- **Your task**
Extract the records in full, leaving every picture out.

- **Supplied material**
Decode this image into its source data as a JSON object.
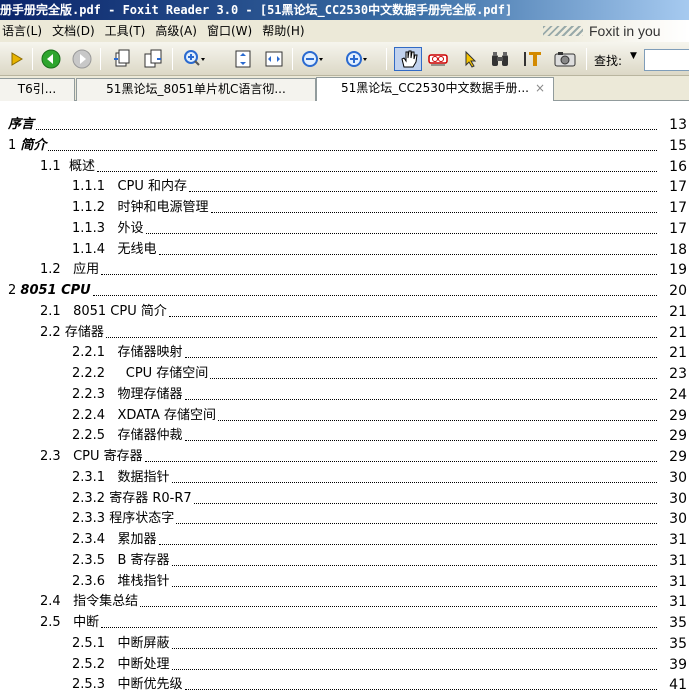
{
  "window": {
    "title": "册手册完全版.pdf - Foxit Reader 3.0 - [51黑论坛_CC2530中文数据手册完全版.pdf]",
    "brand": "Foxit in you"
  },
  "menu": [
    "语言(L)",
    "文档(D)",
    "工具(T)",
    "高级(A)",
    "窗口(W)",
    "帮助(H)"
  ],
  "toolbar": {
    "find_label": "查找:",
    "find_value": "",
    "icons": [
      "play-icon",
      "back-icon",
      "forward-icon",
      "page-single-icon",
      "page-double-icon",
      "zoom-in-icon",
      "fit-page-icon",
      "fit-width-icon",
      "zoom-out-icon",
      "zoom-plus-icon",
      "hand-tool-icon",
      "typewriter-icon",
      "select-arrow-icon",
      "binoculars-icon",
      "text-select-icon",
      "snapshot-icon"
    ]
  },
  "tabs": [
    {
      "label": "T6引...",
      "active": false
    },
    {
      "label": "51黑论坛_8051单片机C语言彻...",
      "active": false
    },
    {
      "label": "51黑论坛_CC2530中文数据手册...",
      "active": true,
      "close": "×"
    }
  ],
  "toc": [
    {
      "num": "",
      "label": "序言",
      "page": "13",
      "level": 0,
      "style": "bi"
    },
    {
      "num": "1 ",
      "label": "简介",
      "page": "15",
      "level": 0,
      "style": "bi"
    },
    {
      "num": "1.1  ",
      "label": "概述",
      "page": "16",
      "level": 1
    },
    {
      "num": "1.1.1   ",
      "label": "CPU 和内存",
      "page": "17",
      "level": 2
    },
    {
      "num": "1.1.2   ",
      "label": "时钟和电源管理",
      "page": "17",
      "level": 2
    },
    {
      "num": "1.1.3   ",
      "label": "外设",
      "page": "17",
      "level": 2
    },
    {
      "num": "1.1.4   ",
      "label": "无线电",
      "page": "18",
      "level": 2
    },
    {
      "num": "1.2   ",
      "label": "应用",
      "page": "19",
      "level": 1
    },
    {
      "num": "2 ",
      "label": "8051 CPU",
      "page": "20",
      "level": 0,
      "style": "bi"
    },
    {
      "num": "2.1   ",
      "label": "8051 CPU 简介",
      "page": "21",
      "level": 1
    },
    {
      "num": "2.2 ",
      "label": "存储器",
      "page": "21",
      "level": 1
    },
    {
      "num": "2.2.1   ",
      "label": "存储器映射",
      "page": "21",
      "level": 2
    },
    {
      "num": "2.2.2    ",
      "label": " CPU 存储空间",
      "page": "23",
      "level": 2
    },
    {
      "num": "2.2.3   ",
      "label": "物理存储器",
      "page": "24",
      "level": 2
    },
    {
      "num": "2.2.4   ",
      "label": "XDATA 存储空间",
      "page": "29",
      "level": 2
    },
    {
      "num": "2.2.5   ",
      "label": "存储器仲裁",
      "page": "29",
      "level": 2
    },
    {
      "num": "2.3   ",
      "label": "CPU 寄存器",
      "page": "29",
      "level": 1
    },
    {
      "num": "2.3.1   ",
      "label": "数据指针",
      "page": "30",
      "level": 2
    },
    {
      "num": "2.3.2 ",
      "label": "寄存器 R0-R7",
      "page": "30",
      "level": 2
    },
    {
      "num": "2.3.3 ",
      "label": "程序状态字",
      "page": "30",
      "level": 2
    },
    {
      "num": "2.3.4   ",
      "label": "累加器",
      "page": "31",
      "level": 2
    },
    {
      "num": "2.3.5   ",
      "label": "B 寄存器",
      "page": "31",
      "level": 2
    },
    {
      "num": "2.3.6   ",
      "label": "堆栈指针",
      "page": "31",
      "level": 2
    },
    {
      "num": "2.4   ",
      "label": "指令集总结",
      "page": "31",
      "level": 1
    },
    {
      "num": "2.5   ",
      "label": "中断",
      "page": "35",
      "level": 1
    },
    {
      "num": "2.5.1   ",
      "label": "中断屏蔽",
      "page": "35",
      "level": 2
    },
    {
      "num": "2.5.2   ",
      "label": "中断处理",
      "page": "39",
      "level": 2
    },
    {
      "num": "2.5.3   ",
      "label": "中断优先级",
      "page": "41",
      "level": 2
    }
  ]
}
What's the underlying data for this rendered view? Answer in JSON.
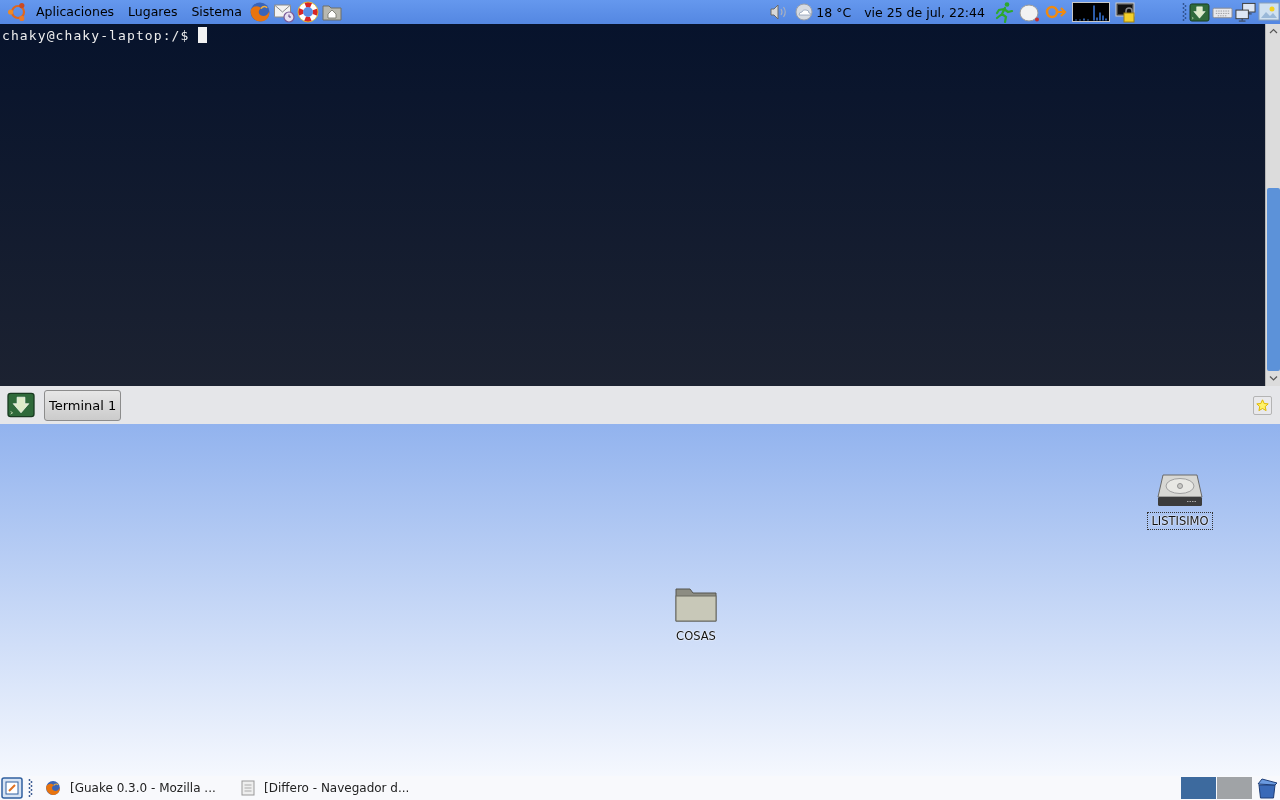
{
  "top_panel": {
    "menus": [
      {
        "label": "Aplicaciones"
      },
      {
        "label": "Lugares"
      },
      {
        "label": "Sistema"
      }
    ],
    "weather": {
      "temperature": "18 °C"
    },
    "clock": "vie 25 de jul, 22:44"
  },
  "terminal": {
    "prompt": "chaky@chaky-laptop:/$",
    "tabs": [
      {
        "label": "Terminal 1",
        "selected": true
      }
    ]
  },
  "desktop": {
    "icons": [
      {
        "kind": "drive",
        "label": "LISTISIMO",
        "selected": true
      },
      {
        "kind": "folder",
        "label": "COSAS",
        "selected": false
      }
    ]
  },
  "bottom_panel": {
    "tasks": [
      {
        "kind": "browser",
        "label": "[Guake 0.3.0 - Mozilla ..."
      },
      {
        "kind": "document",
        "label": "[Differo - Navegador d..."
      }
    ],
    "workspaces": [
      {
        "selected": true
      },
      {
        "selected": false
      }
    ]
  }
}
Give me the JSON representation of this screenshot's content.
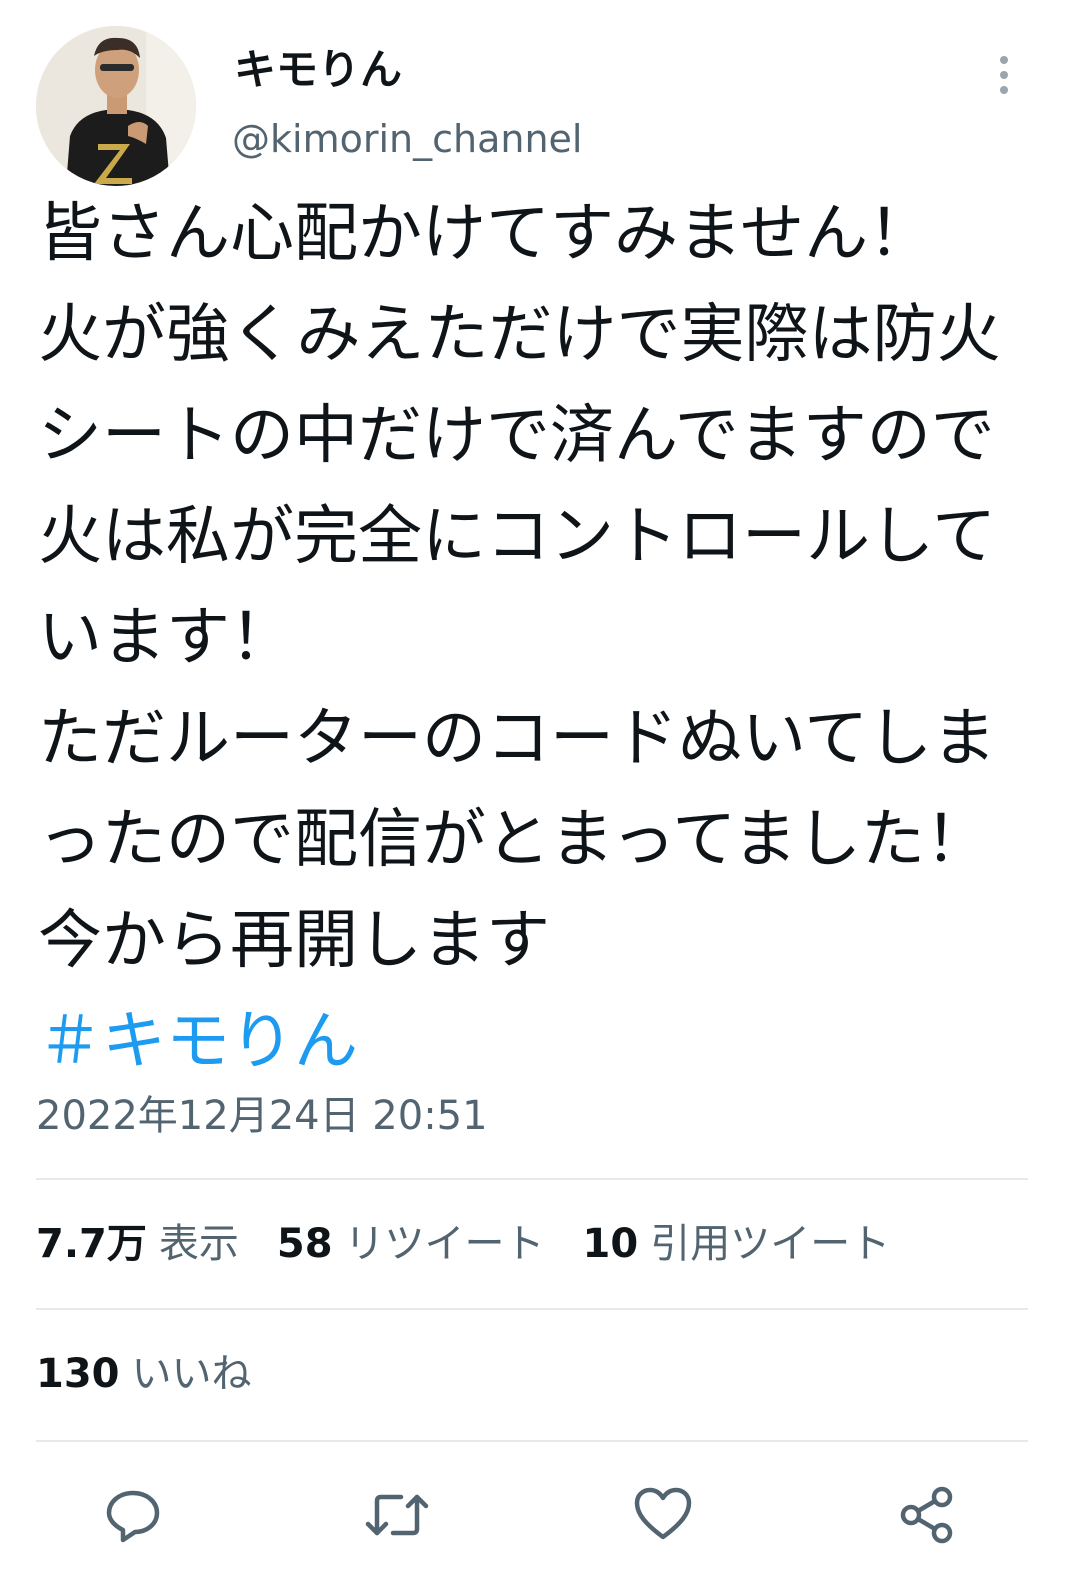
{
  "author": {
    "display_name": "キモりん",
    "handle": "@kimorin_channel"
  },
  "tweet": {
    "lines": [
      "皆さん心配かけてすみません！",
      "火が強くみえただけで実際は防火",
      "シートの中だけで済んでますので",
      "火は私が完全にコントロールして",
      "います！",
      "ただルーターのコードぬいてしま",
      "ったので配信がとまってました！",
      "今から再開します"
    ],
    "hashtag": "＃キモりん",
    "timestamp": "2022年12月24日 20:51"
  },
  "stats": {
    "views_count": "7.7万",
    "views_label": "表示",
    "retweets_count": "58",
    "retweets_label": "リツイート",
    "quotes_count": "10",
    "quotes_label": "引用ツイート",
    "likes_count": "130",
    "likes_label": "いいね"
  },
  "icons": {
    "more": "more-vertical-icon",
    "reply": "reply-icon",
    "retweet": "retweet-icon",
    "like": "heart-icon",
    "share": "share-icon"
  },
  "colors": {
    "text_primary": "#0f1419",
    "text_secondary": "#536471",
    "hashtag": "#1d9bf0",
    "divider": "#e6e9ec"
  }
}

- **Expected answer**
Decode this image into its source data as a JSON object.
{
  "window": {
    "title": "册手册完全版.pdf - Foxit Reader 3.0 - [51黑论坛_CC2530中文数据手册完全版.pdf]",
    "brand": "Foxit in you"
  },
  "menu": [
    "语言(L)",
    "文档(D)",
    "工具(T)",
    "高级(A)",
    "窗口(W)",
    "帮助(H)"
  ],
  "toolbar": {
    "find_label": "查找:",
    "find_value": "",
    "icons": [
      "play-icon",
      "back-icon",
      "forward-icon",
      "page-single-icon",
      "page-double-icon",
      "zoom-in-icon",
      "fit-page-icon",
      "fit-width-icon",
      "zoom-out-icon",
      "zoom-plus-icon",
      "hand-tool-icon",
      "typewriter-icon",
      "select-arrow-icon",
      "binoculars-icon",
      "text-select-icon",
      "snapshot-icon"
    ]
  },
  "tabs": [
    {
      "label": "T6引...",
      "active": false
    },
    {
      "label": "51黑论坛_8051单片机C语言彻...",
      "active": false
    },
    {
      "label": "51黑论坛_CC2530中文数据手册...",
      "active": true,
      "close": "×"
    }
  ],
  "toc": [
    {
      "num": "",
      "label": "序言",
      "page": "13",
      "level": 0,
      "style": "bi"
    },
    {
      "num": "1 ",
      "label": "简介",
      "page": "15",
      "level": 0,
      "style": "bi"
    },
    {
      "num": "1.1  ",
      "label": "概述",
      "page": "16",
      "level": 1
    },
    {
      "num": "1.1.1   ",
      "label": "CPU 和内存",
      "page": "17",
      "level": 2
    },
    {
      "num": "1.1.2   ",
      "label": "时钟和电源管理",
      "page": "17",
      "level": 2
    },
    {
      "num": "1.1.3   ",
      "label": "外设",
      "page": "17",
      "level": 2
    },
    {
      "num": "1.1.4   ",
      "label": "无线电",
      "page": "18",
      "level": 2
    },
    {
      "num": "1.2   ",
      "label": "应用",
      "page": "19",
      "level": 1
    },
    {
      "num": "2 ",
      "label": "8051 CPU",
      "page": "20",
      "level": 0,
      "style": "bi"
    },
    {
      "num": "2.1   ",
      "label": "8051 CPU 简介",
      "page": "21",
      "level": 1
    },
    {
      "num": "2.2 ",
      "label": "存储器",
      "page": "21",
      "level": 1
    },
    {
      "num": "2.2.1   ",
      "label": "存储器映射",
      "page": "21",
      "level": 2
    },
    {
      "num": "2.2.2    ",
      "label": " CPU 存储空间",
      "page": "23",
      "level": 2
    },
    {
      "num": "2.2.3   ",
      "label": "物理存储器",
      "page": "24",
      "level": 2
    },
    {
      "num": "2.2.4   ",
      "label": "XDATA 存储空间",
      "page": "29",
      "level": 2
    },
    {
      "num": "2.2.5   ",
      "label": "存储器仲裁",
      "page": "29",
      "level": 2
    },
    {
      "num": "2.3   ",
      "label": "CPU 寄存器",
      "page": "29",
      "level": 1
    },
    {
      "num": "2.3.1   ",
      "label": "数据指针",
      "page": "30",
      "level": 2
    },
    {
      "num": "2.3.2 ",
      "label": "寄存器 R0-R7",
      "page": "30",
      "level": 2
    },
    {
      "num": "2.3.3 ",
      "label": "程序状态字",
      "page": "30",
      "level": 2
    },
    {
      "num": "2.3.4   ",
      "label": "累加器",
      "page": "31",
      "level": 2
    },
    {
      "num": "2.3.5   ",
      "label": "B 寄存器",
      "page": "31",
      "level": 2
    },
    {
      "num": "2.3.6   ",
      "label": "堆栈指针",
      "page": "31",
      "level": 2
    },
    {
      "num": "2.4   ",
      "label": "指令集总结",
      "page": "31",
      "level": 1
    },
    {
      "num": "2.5   ",
      "label": "中断",
      "page": "35",
      "level": 1
    },
    {
      "num": "2.5.1   ",
      "label": "中断屏蔽",
      "page": "35",
      "level": 2
    },
    {
      "num": "2.5.2   ",
      "label": "中断处理",
      "page": "39",
      "level": 2
    },
    {
      "num": "2.5.3   ",
      "label": "中断优先级",
      "page": "41",
      "level": 2
    }
  ]
}
What's the underlying data for this rendered view? Answer in JSON.
{
  "top_panel": {
    "menus": [
      {
        "label": "Aplicaciones"
      },
      {
        "label": "Lugares"
      },
      {
        "label": "Sistema"
      }
    ],
    "weather": {
      "temperature": "18 °C"
    },
    "clock": "vie 25 de jul, 22:44"
  },
  "terminal": {
    "prompt": "chaky@chaky-laptop:/$",
    "tabs": [
      {
        "label": "Terminal 1",
        "selected": true
      }
    ]
  },
  "desktop": {
    "icons": [
      {
        "kind": "drive",
        "label": "LISTISIMO",
        "selected": true
      },
      {
        "kind": "folder",
        "label": "COSAS",
        "selected": false
      }
    ]
  },
  "bottom_panel": {
    "tasks": [
      {
        "kind": "browser",
        "label": "[Guake 0.3.0 - Mozilla ..."
      },
      {
        "kind": "document",
        "label": "[Differo - Navegador d..."
      }
    ],
    "workspaces": [
      {
        "selected": true
      },
      {
        "selected": false
      }
    ]
  }
}
Give me the JSON representation of this screenshot's content.
{
  "author": {
    "display_name": "キモりん",
    "handle": "@kimorin_channel"
  },
  "tweet": {
    "lines": [
      "皆さん心配かけてすみません！",
      "火が強くみえただけで実際は防火",
      "シートの中だけで済んでますので",
      "火は私が完全にコントロールして",
      "います！",
      "ただルーターのコードぬいてしま",
      "ったので配信がとまってました！",
      "今から再開します"
    ],
    "hashtag": "＃キモりん",
    "timestamp": "2022年12月24日 20:51"
  },
  "stats": {
    "views_count": "7.7万",
    "views_label": "表示",
    "retweets_count": "58",
    "retweets_label": "リツイート",
    "quotes_count": "10",
    "quotes_label": "引用ツイート",
    "likes_count": "130",
    "likes_label": "いいね"
  },
  "icons": {
    "more": "more-vertical-icon",
    "reply": "reply-icon",
    "retweet": "retweet-icon",
    "like": "heart-icon",
    "share": "share-icon"
  },
  "colors": {
    "text_primary": "#0f1419",
    "text_secondary": "#536471",
    "hashtag": "#1d9bf0",
    "divider": "#e6e9ec"
  }
}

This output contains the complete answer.